* [Brief]: Copy out every line of the records below without changing a single character.

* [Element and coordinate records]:
***
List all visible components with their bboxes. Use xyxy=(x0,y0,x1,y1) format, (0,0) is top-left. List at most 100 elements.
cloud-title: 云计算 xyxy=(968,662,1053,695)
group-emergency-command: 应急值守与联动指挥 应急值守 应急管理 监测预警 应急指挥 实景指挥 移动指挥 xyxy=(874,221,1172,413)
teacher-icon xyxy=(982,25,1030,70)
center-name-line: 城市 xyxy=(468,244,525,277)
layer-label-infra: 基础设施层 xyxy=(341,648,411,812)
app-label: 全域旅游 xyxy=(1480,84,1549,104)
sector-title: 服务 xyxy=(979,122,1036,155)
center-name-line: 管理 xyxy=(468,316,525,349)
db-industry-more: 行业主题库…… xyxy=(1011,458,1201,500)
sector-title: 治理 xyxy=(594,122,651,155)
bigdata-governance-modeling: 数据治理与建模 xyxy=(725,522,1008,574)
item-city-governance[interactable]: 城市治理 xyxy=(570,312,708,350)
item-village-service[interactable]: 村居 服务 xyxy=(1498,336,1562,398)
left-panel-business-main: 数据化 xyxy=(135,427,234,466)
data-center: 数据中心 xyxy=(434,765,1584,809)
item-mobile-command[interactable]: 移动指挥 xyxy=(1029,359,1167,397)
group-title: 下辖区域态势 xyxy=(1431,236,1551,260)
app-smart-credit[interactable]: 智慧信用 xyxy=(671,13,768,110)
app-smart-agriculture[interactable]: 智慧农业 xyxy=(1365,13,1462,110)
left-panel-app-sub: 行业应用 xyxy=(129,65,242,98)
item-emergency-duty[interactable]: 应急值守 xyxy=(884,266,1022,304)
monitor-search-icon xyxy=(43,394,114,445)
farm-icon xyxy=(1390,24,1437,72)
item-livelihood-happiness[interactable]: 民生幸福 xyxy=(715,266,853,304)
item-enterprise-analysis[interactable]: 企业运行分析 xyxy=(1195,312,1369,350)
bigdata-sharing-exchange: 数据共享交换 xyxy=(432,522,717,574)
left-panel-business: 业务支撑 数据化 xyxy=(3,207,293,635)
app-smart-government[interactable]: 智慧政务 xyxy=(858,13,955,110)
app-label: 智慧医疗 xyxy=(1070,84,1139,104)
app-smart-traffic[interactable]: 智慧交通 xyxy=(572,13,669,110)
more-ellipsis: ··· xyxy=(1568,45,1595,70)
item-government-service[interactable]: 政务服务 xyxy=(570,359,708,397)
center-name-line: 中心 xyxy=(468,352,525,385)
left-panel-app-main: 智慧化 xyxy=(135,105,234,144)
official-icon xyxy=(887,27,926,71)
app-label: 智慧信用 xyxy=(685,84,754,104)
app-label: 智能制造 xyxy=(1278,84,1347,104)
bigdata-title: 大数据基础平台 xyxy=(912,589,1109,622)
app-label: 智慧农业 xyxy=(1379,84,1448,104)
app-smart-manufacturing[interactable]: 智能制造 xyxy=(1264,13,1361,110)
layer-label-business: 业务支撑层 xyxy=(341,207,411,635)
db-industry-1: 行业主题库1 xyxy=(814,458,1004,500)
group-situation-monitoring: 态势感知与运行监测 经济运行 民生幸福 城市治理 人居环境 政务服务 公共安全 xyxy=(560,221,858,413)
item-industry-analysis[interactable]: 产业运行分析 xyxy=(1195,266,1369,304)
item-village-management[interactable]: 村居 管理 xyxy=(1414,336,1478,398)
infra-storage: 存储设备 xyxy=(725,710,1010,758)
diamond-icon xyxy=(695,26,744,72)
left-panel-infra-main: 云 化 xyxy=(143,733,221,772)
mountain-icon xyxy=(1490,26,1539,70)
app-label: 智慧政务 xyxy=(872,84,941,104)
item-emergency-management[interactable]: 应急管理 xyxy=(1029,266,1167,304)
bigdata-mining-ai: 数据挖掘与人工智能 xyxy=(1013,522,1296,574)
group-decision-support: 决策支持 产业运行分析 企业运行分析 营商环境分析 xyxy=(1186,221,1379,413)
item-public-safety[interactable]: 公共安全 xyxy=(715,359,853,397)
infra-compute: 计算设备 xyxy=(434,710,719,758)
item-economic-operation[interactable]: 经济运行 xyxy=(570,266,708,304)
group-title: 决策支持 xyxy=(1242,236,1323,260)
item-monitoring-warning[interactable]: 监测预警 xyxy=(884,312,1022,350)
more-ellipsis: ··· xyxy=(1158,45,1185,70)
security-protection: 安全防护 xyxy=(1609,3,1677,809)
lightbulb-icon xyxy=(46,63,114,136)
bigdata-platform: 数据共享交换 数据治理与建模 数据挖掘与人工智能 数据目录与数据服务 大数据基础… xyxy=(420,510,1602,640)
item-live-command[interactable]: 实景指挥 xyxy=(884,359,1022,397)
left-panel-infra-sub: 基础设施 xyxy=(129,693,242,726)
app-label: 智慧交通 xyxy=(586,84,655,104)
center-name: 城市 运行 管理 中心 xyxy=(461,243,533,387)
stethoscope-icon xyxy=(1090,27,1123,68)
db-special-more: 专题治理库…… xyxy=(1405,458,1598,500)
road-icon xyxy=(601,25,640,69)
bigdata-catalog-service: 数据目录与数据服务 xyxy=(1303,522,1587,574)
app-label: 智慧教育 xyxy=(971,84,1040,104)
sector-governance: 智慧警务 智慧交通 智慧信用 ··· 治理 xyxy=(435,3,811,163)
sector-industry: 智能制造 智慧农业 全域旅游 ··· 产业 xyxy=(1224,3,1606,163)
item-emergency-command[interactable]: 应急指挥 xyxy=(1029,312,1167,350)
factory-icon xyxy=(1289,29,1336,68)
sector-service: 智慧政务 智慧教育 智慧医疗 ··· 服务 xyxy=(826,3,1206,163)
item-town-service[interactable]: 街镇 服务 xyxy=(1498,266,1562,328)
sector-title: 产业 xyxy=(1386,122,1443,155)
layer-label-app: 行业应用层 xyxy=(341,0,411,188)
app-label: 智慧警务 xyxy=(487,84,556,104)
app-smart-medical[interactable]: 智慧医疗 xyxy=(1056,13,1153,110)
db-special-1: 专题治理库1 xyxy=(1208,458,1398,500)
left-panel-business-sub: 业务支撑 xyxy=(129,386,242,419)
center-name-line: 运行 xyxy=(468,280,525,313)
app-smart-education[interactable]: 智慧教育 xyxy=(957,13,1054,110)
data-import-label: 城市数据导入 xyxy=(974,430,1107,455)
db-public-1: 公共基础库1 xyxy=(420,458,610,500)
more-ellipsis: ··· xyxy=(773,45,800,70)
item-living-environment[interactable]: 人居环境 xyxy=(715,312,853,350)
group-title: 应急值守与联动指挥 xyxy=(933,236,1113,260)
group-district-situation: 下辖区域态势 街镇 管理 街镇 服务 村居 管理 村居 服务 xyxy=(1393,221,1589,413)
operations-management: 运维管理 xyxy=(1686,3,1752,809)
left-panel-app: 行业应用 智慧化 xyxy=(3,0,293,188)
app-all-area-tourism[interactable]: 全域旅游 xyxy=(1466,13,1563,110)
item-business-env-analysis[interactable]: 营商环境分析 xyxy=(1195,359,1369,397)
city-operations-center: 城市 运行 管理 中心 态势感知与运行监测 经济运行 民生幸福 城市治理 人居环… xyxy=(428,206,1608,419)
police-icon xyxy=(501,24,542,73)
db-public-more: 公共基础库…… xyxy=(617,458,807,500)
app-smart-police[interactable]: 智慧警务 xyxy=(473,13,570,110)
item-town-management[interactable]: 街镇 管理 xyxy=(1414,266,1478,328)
***
* [Exercise solution]:
List all visible components with their bboxes. Use xyxy=(x0,y0,x1,y1) format, (0,0) is top-left. List at most 100 elements.
cloud-title: 云计算 xyxy=(968,662,1053,695)
group-emergency-command: 应急值守与联动指挥 应急值守 应急管理 监测预警 应急指挥 实景指挥 移动指挥 xyxy=(874,221,1172,413)
teacher-icon xyxy=(982,25,1030,70)
center-name-line: 城市 xyxy=(468,244,525,277)
layer-label-infra: 基础设施层 xyxy=(341,648,411,812)
app-label: 全域旅游 xyxy=(1480,84,1549,104)
sector-title: 服务 xyxy=(979,122,1036,155)
center-name-line: 管理 xyxy=(468,316,525,349)
db-industry-more: 行业主题库…… xyxy=(1011,458,1201,500)
sector-title: 治理 xyxy=(594,122,651,155)
bigdata-governance-modeling: 数据治理与建模 xyxy=(725,522,1008,574)
item-city-governance[interactable]: 城市治理 xyxy=(570,312,708,350)
item-village-service[interactable]: 村居 服务 xyxy=(1498,336,1562,398)
left-panel-business-main: 数据化 xyxy=(135,427,234,466)
data-center: 数据中心 xyxy=(434,765,1584,809)
item-mobile-command[interactable]: 移动指挥 xyxy=(1029,359,1167,397)
group-title: 下辖区域态势 xyxy=(1431,236,1551,260)
app-smart-credit[interactable]: 智慧信用 xyxy=(671,13,768,110)
app-smart-agriculture[interactable]: 智慧农业 xyxy=(1365,13,1462,110)
left-panel-app-sub: 行业应用 xyxy=(129,65,242,98)
item-emergency-duty[interactable]: 应急值守 xyxy=(884,266,1022,304)
monitor-search-icon xyxy=(43,394,114,445)
farm-icon xyxy=(1390,24,1437,72)
item-livelihood-happiness[interactable]: 民生幸福 xyxy=(715,266,853,304)
item-enterprise-analysis[interactable]: 企业运行分析 xyxy=(1195,312,1369,350)
bigdata-sharing-exchange: 数据共享交换 xyxy=(432,522,717,574)
left-panel-business: 业务支撑 数据化 xyxy=(3,207,293,635)
app-smart-government[interactable]: 智慧政务 xyxy=(858,13,955,110)
app-label: 智慧医疗 xyxy=(1070,84,1139,104)
app-smart-traffic[interactable]: 智慧交通 xyxy=(572,13,669,110)
more-ellipsis: ··· xyxy=(1568,45,1595,70)
item-government-service[interactable]: 政务服务 xyxy=(570,359,708,397)
center-name-line: 中心 xyxy=(468,352,525,385)
left-panel-app-main: 智慧化 xyxy=(135,105,234,144)
official-icon xyxy=(887,27,926,71)
app-label: 智慧信用 xyxy=(685,84,754,104)
app-label: 智能制造 xyxy=(1278,84,1347,104)
bigdata-title: 大数据基础平台 xyxy=(912,589,1109,622)
app-label: 智慧农业 xyxy=(1379,84,1448,104)
app-smart-manufacturing[interactable]: 智能制造 xyxy=(1264,13,1361,110)
layer-label-business: 业务支撑层 xyxy=(341,207,411,635)
db-industry-1: 行业主题库1 xyxy=(814,458,1004,500)
group-situation-monitoring: 态势感知与运行监测 经济运行 民生幸福 城市治理 人居环境 政务服务 公共安全 xyxy=(560,221,858,413)
item-industry-analysis[interactable]: 产业运行分析 xyxy=(1195,266,1369,304)
item-village-management[interactable]: 村居 管理 xyxy=(1414,336,1478,398)
infra-storage: 存储设备 xyxy=(725,710,1010,758)
diamond-icon xyxy=(695,26,744,72)
left-panel-infra-main: 云 化 xyxy=(143,733,221,772)
mountain-icon xyxy=(1490,26,1539,70)
app-label: 智慧政务 xyxy=(872,84,941,104)
item-emergency-management[interactable]: 应急管理 xyxy=(1029,266,1167,304)
bigdata-mining-ai: 数据挖掘与人工智能 xyxy=(1013,522,1296,574)
group-decision-support: 决策支持 产业运行分析 企业运行分析 营商环境分析 xyxy=(1186,221,1379,413)
item-public-safety[interactable]: 公共安全 xyxy=(715,359,853,397)
infra-compute: 计算设备 xyxy=(434,710,719,758)
item-economic-operation[interactable]: 经济运行 xyxy=(570,266,708,304)
group-title: 决策支持 xyxy=(1242,236,1323,260)
item-monitoring-warning[interactable]: 监测预警 xyxy=(884,312,1022,350)
more-ellipsis: ··· xyxy=(1158,45,1185,70)
security-protection: 安全防护 xyxy=(1609,3,1677,809)
lightbulb-icon xyxy=(46,63,114,136)
bigdata-platform: 数据共享交换 数据治理与建模 数据挖掘与人工智能 数据目录与数据服务 大数据基础… xyxy=(420,510,1602,640)
item-live-command[interactable]: 实景指挥 xyxy=(884,359,1022,397)
left-panel-infra-sub: 基础设施 xyxy=(129,693,242,726)
app-label: 智慧交通 xyxy=(586,84,655,104)
center-name: 城市 运行 管理 中心 xyxy=(461,243,533,387)
stethoscope-icon xyxy=(1090,27,1123,68)
db-special-more: 专题治理库…… xyxy=(1405,458,1598,500)
road-icon xyxy=(601,25,640,69)
bigdata-catalog-service: 数据目录与数据服务 xyxy=(1303,522,1587,574)
app-label: 智慧教育 xyxy=(971,84,1040,104)
sector-governance: 智慧警务 智慧交通 智慧信用 ··· 治理 xyxy=(435,3,811,163)
sector-industry: 智能制造 智慧农业 全域旅游 ··· 产业 xyxy=(1224,3,1606,163)
item-emergency-command[interactable]: 应急指挥 xyxy=(1029,312,1167,350)
factory-icon xyxy=(1289,29,1336,68)
sector-service: 智慧政务 智慧教育 智慧医疗 ··· 服务 xyxy=(826,3,1206,163)
item-town-service[interactable]: 街镇 服务 xyxy=(1498,266,1562,328)
sector-title: 产业 xyxy=(1386,122,1443,155)
layer-label-app: 行业应用层 xyxy=(341,0,411,188)
app-label: 智慧警务 xyxy=(487,84,556,104)
app-smart-medical[interactable]: 智慧医疗 xyxy=(1056,13,1153,110)
db-special-1: 专题治理库1 xyxy=(1208,458,1398,500)
left-panel-business-sub: 业务支撑 xyxy=(129,386,242,419)
center-name-line: 运行 xyxy=(468,280,525,313)
app-smart-education[interactable]: 智慧教育 xyxy=(957,13,1054,110)
data-import-label: 城市数据导入 xyxy=(974,430,1107,455)
db-public-1: 公共基础库1 xyxy=(420,458,610,500)
more-ellipsis: ··· xyxy=(773,45,800,70)
item-living-environment[interactable]: 人居环境 xyxy=(715,312,853,350)
group-title: 应急值守与联动指挥 xyxy=(933,236,1113,260)
group-district-situation: 下辖区域态势 街镇 管理 街镇 服务 村居 管理 村居 服务 xyxy=(1393,221,1589,413)
operations-management: 运维管理 xyxy=(1686,3,1752,809)
left-panel-app: 行业应用 智慧化 xyxy=(3,0,293,188)
app-all-area-tourism[interactable]: 全域旅游 xyxy=(1466,13,1563,110)
item-business-env-analysis[interactable]: 营商环境分析 xyxy=(1195,359,1369,397)
city-operations-center: 城市 运行 管理 中心 态势感知与运行监测 经济运行 民生幸福 城市治理 人居环… xyxy=(428,206,1608,419)
police-icon xyxy=(501,24,542,73)
db-public-more: 公共基础库…… xyxy=(617,458,807,500)
app-smart-police[interactable]: 智慧警务 xyxy=(473,13,570,110)
item-town-management[interactable]: 街镇 管理 xyxy=(1414,266,1478,328)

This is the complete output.